What to do — Show, in full, each line of the data that contains "source".

START Record excerpts

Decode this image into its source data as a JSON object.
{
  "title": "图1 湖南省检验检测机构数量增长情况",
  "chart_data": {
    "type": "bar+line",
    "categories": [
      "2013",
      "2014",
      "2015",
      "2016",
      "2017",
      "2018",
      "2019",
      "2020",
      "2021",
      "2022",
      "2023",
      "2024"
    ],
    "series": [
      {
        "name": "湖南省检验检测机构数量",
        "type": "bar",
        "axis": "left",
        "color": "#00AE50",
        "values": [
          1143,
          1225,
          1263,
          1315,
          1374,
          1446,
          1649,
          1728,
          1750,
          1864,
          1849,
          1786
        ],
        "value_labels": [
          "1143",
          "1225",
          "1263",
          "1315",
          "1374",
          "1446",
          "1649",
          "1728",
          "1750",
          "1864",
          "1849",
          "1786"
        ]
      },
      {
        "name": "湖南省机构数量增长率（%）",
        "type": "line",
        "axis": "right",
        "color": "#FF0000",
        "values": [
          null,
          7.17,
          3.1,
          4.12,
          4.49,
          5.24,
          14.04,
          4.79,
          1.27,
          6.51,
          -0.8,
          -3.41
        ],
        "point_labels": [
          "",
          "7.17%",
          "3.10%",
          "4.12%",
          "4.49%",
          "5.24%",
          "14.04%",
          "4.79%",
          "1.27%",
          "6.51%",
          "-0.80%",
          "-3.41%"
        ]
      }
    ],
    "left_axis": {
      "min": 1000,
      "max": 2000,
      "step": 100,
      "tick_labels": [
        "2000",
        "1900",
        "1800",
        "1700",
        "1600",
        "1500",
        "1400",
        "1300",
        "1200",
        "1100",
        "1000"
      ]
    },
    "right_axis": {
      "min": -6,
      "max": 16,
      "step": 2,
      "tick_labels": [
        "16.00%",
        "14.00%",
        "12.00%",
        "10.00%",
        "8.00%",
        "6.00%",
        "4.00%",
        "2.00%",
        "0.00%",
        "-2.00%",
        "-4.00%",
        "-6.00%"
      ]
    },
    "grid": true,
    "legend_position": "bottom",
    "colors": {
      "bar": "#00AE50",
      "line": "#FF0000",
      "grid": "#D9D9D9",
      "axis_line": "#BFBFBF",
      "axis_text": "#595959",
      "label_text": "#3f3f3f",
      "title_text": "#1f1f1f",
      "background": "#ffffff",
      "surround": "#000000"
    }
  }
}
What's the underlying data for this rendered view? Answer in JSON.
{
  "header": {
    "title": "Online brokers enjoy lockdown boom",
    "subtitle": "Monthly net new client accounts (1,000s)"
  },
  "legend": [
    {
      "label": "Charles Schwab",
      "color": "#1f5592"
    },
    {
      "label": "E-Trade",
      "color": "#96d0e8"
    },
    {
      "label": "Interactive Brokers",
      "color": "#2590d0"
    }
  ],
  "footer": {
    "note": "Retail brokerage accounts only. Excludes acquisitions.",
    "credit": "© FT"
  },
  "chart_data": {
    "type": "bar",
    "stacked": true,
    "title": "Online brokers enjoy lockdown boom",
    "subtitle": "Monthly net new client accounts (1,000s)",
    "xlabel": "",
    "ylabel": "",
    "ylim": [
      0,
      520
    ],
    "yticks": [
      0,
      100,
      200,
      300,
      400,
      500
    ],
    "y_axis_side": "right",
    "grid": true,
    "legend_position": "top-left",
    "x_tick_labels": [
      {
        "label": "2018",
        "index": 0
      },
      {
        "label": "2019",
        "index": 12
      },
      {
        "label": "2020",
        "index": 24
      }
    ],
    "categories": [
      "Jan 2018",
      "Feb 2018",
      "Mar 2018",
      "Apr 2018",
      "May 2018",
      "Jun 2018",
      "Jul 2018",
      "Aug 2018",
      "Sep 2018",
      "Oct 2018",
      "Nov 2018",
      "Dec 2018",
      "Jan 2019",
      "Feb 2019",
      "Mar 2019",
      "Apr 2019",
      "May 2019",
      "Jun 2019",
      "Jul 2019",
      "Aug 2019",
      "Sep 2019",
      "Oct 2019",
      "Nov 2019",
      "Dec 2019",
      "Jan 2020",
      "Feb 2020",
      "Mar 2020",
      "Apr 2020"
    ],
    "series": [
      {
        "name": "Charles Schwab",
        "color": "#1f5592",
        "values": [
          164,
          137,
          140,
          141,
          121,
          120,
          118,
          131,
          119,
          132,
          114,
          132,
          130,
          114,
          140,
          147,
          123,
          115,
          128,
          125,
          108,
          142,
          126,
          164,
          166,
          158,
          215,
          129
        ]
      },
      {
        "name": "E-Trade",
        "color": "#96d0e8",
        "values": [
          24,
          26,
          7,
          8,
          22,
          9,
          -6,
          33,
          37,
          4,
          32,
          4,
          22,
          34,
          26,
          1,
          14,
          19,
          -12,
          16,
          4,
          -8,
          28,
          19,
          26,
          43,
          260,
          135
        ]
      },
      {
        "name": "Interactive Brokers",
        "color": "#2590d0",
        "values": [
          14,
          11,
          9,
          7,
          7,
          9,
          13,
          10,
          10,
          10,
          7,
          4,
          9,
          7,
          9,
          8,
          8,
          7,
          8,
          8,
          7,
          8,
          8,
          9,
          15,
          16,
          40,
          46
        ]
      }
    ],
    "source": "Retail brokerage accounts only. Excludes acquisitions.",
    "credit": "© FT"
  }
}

END Record excerpts

Solution —
Decode this image into its source data as a JSON object.
    "source": "Retail brokerage accounts only. Excludes acquisitions.",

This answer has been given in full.